• _Objective_:
Search the records below for the word "Baptefme" and show every line where it occurs.

Records
-- start --

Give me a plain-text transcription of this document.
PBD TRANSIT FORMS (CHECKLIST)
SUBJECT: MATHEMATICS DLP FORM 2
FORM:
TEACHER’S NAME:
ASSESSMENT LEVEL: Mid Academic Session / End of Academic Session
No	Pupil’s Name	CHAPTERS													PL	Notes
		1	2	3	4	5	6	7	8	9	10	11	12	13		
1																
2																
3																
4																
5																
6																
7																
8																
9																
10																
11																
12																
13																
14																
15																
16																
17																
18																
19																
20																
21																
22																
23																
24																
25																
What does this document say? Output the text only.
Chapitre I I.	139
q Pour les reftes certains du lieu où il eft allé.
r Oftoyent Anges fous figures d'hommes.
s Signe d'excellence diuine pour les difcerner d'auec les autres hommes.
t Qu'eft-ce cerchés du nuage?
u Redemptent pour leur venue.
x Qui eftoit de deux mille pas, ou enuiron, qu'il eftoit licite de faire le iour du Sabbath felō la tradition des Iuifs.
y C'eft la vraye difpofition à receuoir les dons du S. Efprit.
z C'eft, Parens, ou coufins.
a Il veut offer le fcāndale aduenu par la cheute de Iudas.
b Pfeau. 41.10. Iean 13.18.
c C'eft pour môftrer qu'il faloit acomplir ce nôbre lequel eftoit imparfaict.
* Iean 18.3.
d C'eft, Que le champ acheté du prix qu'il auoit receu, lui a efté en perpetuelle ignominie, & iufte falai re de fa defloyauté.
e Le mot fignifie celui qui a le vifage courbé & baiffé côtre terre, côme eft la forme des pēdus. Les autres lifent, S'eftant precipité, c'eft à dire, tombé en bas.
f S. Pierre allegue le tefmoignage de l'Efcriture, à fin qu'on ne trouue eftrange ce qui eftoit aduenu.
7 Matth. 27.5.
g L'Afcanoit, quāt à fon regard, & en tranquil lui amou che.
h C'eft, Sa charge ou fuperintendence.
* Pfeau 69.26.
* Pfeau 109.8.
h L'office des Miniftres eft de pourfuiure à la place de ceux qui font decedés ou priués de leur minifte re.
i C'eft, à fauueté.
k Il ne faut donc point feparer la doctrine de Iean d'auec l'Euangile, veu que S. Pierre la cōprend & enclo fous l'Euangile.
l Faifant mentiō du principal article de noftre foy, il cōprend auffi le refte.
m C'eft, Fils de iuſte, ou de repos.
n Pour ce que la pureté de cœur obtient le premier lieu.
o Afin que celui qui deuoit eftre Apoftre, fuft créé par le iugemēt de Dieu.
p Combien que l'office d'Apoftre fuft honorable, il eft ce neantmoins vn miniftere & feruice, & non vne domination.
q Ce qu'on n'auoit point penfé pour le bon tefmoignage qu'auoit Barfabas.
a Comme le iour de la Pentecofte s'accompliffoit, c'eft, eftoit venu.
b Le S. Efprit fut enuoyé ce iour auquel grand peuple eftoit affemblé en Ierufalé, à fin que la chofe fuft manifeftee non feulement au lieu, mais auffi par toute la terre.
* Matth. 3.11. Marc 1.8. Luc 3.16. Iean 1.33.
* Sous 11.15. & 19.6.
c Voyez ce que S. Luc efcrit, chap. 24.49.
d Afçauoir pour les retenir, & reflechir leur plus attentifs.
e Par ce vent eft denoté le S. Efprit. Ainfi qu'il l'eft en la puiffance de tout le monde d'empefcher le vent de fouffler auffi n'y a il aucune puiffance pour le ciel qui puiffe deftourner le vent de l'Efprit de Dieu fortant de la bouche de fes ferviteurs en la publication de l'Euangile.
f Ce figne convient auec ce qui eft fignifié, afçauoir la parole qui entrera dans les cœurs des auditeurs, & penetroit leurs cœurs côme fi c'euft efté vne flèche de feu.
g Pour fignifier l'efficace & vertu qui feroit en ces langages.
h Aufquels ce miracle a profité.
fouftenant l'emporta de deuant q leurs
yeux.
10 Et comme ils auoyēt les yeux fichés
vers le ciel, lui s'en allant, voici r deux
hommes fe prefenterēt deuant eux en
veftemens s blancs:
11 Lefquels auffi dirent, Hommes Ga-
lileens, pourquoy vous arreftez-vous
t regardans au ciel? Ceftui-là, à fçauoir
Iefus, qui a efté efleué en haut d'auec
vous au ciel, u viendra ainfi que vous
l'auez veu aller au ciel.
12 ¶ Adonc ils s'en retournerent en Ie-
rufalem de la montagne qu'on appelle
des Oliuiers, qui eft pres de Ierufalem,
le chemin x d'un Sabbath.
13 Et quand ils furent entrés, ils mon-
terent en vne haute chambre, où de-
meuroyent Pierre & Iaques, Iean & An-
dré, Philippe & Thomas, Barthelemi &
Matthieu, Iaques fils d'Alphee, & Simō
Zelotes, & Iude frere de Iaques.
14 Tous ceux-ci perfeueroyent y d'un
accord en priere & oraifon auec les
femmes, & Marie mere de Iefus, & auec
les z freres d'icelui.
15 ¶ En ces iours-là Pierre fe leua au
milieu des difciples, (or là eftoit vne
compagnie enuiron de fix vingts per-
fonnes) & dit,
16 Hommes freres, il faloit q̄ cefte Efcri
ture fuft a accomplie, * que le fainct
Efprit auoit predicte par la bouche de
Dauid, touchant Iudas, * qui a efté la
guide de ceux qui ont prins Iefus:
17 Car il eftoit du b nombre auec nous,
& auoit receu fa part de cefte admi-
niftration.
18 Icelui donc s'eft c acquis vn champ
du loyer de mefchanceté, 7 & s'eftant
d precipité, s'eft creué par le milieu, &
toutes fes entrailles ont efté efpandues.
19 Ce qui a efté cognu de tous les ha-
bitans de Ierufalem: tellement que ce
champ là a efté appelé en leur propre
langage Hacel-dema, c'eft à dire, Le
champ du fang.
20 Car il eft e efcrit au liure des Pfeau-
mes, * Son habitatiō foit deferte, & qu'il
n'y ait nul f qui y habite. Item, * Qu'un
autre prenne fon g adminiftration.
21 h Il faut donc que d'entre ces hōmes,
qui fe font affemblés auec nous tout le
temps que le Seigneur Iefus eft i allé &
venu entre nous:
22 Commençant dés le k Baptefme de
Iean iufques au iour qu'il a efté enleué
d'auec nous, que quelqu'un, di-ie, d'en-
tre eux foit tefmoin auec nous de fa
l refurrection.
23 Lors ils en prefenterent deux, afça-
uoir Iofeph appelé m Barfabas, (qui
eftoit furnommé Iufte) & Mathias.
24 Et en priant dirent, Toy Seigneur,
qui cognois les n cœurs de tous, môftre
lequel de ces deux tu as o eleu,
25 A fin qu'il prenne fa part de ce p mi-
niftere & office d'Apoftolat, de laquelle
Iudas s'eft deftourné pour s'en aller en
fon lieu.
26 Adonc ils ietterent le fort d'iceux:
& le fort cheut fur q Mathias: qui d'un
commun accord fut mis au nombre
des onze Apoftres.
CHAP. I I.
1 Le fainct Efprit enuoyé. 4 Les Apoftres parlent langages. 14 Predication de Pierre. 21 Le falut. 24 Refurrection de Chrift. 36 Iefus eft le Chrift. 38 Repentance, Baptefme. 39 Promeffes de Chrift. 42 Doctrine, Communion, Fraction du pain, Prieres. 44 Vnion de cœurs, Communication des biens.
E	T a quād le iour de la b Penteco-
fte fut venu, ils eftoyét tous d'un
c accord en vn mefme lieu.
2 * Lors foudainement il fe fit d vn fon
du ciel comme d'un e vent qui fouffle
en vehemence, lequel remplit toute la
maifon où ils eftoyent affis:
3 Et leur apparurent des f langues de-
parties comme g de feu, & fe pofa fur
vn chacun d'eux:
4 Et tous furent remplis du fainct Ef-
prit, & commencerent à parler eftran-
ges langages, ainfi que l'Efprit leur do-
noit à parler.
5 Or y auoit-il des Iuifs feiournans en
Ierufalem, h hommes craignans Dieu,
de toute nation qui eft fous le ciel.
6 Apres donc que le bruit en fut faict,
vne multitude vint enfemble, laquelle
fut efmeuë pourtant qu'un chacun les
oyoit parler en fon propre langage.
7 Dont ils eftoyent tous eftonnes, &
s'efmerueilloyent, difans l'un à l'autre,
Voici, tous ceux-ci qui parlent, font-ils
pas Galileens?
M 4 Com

-- end --

• _Result below_:
22 Commençant dés le k Baptefme de
1 Le fainct Efprit enuoyé. 4 Les Apoftres parlent langages. 14 Predication de Pierre. 21 Le falut. 24 Refurrection de Chrift. 36 Iefus eft le Chrift. 38 Repentance, Baptefme. 39 Promeffes de Chrift. 42 Doctrine, Communion, Fraction du pain, Prieres. 44 Vnion de cœurs, Communication des biens.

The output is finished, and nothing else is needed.